Lines of data:
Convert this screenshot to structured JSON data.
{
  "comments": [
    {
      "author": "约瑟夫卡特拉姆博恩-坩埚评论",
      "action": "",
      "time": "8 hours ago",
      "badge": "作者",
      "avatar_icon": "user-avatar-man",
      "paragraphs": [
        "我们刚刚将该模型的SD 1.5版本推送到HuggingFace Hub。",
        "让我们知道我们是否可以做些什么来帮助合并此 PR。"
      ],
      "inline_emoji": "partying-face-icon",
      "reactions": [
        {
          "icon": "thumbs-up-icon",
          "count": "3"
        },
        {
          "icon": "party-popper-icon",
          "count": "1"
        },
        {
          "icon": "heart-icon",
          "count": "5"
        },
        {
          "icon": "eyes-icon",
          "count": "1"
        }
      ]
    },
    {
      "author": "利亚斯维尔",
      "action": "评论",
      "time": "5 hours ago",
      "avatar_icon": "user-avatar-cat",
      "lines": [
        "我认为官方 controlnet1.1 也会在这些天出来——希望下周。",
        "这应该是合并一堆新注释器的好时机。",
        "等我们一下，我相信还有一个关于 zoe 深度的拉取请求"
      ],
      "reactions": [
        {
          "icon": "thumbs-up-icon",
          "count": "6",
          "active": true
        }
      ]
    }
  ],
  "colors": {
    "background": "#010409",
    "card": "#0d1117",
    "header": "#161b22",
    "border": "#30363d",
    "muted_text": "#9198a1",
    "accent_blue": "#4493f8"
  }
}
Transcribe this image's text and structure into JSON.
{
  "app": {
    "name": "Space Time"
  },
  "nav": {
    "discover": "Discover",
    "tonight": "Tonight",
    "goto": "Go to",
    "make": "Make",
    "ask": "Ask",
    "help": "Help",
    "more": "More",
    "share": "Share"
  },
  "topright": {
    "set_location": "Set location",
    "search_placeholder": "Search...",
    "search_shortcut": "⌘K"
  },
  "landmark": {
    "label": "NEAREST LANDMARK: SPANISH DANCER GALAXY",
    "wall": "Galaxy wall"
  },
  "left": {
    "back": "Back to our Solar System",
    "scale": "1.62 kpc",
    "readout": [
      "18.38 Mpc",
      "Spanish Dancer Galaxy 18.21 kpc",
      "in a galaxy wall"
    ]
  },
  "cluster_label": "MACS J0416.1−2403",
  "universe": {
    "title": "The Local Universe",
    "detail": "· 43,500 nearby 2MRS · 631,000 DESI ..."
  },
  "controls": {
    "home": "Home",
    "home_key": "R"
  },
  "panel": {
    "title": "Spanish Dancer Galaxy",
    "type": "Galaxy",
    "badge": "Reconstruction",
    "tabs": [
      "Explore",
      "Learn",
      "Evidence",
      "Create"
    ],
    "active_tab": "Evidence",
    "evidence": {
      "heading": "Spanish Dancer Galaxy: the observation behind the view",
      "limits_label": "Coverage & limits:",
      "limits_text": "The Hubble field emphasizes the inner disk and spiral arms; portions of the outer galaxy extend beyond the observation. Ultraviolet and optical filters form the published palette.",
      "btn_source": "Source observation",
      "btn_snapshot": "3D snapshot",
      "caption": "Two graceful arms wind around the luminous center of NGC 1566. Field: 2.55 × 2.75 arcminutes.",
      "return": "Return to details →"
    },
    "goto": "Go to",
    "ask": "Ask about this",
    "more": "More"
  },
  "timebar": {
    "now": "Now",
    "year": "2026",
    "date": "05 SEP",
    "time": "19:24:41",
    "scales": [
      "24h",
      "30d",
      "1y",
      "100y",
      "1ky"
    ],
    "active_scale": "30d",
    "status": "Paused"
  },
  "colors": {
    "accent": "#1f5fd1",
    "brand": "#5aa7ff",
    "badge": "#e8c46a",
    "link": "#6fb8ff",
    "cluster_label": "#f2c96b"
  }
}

# Exercise goal
In the listing above, find each line with the word "user" and copy it.

# Result below
      "avatar_icon": "user-avatar-man",
      "avatar_icon": "user-avatar-cat",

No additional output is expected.